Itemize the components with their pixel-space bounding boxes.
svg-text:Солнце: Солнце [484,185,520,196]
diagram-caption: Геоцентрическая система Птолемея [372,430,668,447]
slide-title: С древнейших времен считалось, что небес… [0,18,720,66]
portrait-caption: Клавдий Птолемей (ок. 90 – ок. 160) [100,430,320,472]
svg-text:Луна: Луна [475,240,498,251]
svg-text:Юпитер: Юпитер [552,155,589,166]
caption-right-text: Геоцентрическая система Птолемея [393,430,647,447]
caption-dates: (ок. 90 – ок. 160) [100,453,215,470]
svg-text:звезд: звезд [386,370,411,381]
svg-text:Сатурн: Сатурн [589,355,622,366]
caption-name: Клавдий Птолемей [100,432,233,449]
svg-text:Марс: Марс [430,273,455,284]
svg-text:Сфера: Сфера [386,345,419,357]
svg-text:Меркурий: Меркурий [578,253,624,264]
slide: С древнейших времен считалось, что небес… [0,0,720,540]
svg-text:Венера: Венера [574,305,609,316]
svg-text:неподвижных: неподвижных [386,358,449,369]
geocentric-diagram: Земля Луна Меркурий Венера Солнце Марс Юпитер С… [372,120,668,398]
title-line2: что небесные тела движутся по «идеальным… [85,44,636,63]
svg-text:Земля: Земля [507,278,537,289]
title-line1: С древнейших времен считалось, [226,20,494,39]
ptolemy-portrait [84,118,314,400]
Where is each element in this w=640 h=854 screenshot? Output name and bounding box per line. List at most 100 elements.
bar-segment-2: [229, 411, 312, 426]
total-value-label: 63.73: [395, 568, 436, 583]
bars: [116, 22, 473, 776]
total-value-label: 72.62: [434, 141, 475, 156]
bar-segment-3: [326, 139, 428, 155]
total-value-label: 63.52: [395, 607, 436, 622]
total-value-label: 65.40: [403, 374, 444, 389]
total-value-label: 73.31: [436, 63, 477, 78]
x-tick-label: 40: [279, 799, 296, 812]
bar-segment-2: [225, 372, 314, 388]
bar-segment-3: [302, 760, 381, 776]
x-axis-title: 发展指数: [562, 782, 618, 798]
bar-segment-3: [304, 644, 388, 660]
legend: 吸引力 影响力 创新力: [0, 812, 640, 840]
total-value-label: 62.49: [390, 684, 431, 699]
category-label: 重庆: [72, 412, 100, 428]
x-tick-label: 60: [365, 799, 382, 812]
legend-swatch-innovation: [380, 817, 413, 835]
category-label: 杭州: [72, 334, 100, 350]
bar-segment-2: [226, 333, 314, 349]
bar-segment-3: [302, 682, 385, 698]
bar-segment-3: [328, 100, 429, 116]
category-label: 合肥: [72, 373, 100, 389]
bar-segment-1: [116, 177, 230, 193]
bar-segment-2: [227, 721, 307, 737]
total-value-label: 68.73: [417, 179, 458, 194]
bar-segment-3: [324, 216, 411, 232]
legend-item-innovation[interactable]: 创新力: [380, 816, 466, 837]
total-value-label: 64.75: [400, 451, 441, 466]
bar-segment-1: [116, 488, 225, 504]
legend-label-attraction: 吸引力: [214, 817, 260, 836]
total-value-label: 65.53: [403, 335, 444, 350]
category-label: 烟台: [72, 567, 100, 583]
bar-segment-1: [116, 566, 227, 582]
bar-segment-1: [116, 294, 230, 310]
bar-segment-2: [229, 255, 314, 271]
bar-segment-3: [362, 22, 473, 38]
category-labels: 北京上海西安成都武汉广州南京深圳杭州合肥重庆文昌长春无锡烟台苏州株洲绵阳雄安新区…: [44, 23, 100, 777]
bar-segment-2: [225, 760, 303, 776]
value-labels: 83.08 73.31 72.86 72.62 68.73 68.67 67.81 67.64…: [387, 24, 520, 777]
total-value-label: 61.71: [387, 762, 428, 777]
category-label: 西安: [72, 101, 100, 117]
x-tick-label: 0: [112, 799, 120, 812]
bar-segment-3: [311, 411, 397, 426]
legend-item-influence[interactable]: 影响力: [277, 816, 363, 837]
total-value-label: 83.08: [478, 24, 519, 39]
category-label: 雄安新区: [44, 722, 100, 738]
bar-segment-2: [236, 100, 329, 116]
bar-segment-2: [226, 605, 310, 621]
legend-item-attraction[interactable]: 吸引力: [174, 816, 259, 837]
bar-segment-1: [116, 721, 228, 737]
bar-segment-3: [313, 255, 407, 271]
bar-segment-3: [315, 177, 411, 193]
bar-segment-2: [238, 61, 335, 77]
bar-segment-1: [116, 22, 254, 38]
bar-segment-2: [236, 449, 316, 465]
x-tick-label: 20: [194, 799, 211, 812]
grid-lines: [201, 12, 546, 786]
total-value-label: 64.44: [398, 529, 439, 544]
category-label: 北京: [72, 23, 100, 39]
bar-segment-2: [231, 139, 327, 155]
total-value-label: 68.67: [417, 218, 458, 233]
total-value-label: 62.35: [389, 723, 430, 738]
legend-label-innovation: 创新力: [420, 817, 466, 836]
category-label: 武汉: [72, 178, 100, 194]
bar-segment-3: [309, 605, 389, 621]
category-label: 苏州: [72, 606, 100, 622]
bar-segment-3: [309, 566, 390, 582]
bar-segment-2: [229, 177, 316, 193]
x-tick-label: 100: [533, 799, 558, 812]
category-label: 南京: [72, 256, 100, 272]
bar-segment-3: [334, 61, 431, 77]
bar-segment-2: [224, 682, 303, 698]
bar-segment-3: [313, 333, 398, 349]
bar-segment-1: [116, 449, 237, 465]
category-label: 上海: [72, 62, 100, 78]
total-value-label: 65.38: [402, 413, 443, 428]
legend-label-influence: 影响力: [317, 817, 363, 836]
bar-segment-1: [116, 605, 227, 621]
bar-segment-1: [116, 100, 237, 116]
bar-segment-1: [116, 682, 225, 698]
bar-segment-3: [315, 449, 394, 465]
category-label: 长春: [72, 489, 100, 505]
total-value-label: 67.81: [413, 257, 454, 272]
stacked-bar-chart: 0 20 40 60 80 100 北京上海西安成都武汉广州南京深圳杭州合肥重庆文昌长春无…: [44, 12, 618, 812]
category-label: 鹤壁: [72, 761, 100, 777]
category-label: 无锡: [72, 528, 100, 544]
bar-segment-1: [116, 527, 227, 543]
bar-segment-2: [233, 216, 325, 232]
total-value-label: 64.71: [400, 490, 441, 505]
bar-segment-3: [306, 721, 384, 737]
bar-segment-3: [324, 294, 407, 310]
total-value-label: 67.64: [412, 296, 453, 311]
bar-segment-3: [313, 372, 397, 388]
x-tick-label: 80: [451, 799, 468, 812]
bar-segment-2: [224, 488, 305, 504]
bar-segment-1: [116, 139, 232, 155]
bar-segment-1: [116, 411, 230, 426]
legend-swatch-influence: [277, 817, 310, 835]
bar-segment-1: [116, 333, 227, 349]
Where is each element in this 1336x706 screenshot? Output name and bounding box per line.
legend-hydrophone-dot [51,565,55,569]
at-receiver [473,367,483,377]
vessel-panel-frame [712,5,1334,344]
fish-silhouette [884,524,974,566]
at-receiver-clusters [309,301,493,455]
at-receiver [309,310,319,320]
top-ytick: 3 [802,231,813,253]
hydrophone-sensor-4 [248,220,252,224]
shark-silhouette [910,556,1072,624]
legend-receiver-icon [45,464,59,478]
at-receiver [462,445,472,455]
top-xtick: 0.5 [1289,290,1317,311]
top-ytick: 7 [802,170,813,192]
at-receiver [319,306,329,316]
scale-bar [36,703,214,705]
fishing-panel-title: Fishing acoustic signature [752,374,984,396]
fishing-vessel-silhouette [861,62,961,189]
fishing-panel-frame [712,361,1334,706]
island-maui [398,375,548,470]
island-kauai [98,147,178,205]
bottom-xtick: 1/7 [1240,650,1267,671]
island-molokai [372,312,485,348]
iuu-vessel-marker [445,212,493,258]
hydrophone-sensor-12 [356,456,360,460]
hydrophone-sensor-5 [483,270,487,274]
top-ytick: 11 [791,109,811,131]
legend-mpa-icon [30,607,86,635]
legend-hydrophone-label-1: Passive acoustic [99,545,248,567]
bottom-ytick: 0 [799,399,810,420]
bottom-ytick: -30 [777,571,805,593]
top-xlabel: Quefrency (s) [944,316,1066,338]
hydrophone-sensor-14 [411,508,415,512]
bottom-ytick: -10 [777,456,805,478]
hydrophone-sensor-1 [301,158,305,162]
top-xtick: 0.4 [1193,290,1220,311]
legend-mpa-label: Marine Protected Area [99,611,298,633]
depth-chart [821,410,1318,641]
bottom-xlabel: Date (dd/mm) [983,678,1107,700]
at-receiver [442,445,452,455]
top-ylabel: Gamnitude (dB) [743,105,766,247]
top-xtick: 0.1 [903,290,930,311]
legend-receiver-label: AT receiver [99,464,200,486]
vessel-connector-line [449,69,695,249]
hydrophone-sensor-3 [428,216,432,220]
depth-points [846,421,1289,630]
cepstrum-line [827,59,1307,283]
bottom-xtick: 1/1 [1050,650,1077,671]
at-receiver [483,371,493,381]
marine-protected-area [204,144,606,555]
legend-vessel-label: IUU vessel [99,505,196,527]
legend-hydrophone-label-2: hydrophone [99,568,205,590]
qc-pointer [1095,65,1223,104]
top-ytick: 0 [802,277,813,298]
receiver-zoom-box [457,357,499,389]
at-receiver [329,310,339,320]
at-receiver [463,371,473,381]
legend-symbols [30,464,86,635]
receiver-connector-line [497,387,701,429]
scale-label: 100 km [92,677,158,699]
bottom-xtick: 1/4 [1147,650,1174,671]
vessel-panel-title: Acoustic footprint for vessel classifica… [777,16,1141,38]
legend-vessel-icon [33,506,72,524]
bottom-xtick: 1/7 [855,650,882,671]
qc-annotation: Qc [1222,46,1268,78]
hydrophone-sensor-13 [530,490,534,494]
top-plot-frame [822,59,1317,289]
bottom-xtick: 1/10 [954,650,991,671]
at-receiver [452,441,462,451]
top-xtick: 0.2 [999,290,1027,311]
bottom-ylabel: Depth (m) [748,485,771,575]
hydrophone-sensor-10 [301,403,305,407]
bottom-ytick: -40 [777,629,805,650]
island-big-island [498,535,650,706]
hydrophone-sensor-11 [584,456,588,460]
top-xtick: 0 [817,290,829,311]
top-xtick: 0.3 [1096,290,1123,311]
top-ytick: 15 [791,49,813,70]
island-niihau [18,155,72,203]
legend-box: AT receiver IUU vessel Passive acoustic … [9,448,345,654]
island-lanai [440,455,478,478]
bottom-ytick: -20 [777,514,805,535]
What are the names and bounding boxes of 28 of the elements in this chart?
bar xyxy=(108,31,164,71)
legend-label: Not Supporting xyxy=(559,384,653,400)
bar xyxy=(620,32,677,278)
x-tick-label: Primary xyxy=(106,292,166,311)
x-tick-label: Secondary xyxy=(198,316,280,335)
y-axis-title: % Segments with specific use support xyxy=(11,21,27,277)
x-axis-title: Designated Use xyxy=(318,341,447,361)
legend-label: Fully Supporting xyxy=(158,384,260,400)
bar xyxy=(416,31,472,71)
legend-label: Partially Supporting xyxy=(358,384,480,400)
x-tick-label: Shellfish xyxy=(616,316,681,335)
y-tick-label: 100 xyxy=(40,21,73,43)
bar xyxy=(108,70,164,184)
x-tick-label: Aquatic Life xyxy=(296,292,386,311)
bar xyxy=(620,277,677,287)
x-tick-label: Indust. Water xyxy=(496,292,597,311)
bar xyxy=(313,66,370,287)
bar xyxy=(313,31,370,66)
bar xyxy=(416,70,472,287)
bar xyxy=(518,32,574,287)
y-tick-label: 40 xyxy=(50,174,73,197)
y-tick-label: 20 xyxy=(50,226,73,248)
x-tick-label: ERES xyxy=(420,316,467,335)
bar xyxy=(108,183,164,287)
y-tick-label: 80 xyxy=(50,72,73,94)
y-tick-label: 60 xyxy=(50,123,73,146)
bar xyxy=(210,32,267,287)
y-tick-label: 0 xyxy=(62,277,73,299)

-.-.-

Goal of the exercise: Print each line of the listing from its start through the line containing "caption-right-text: Геоцентрическая система", keeping every character as it is and including both end lines.

Solution:
Itemize the components with their pixel-space bounding boxes.
svg-text:Солнце: Солнце [484,185,520,196]
diagram-caption: Геоцентрическая система Птолемея [372,430,668,447]
slide-title: С древнейших времен считалось, что небес… [0,18,720,66]
portrait-caption: Клавдий Птолемей (ок. 90 – ок. 160) [100,430,320,472]
svg-text:Луна: Луна [475,240,498,251]
svg-text:Юпитер: Юпитер [552,155,589,166]
caption-right-text: Геоцентрическая система Птолемея [393,430,647,447]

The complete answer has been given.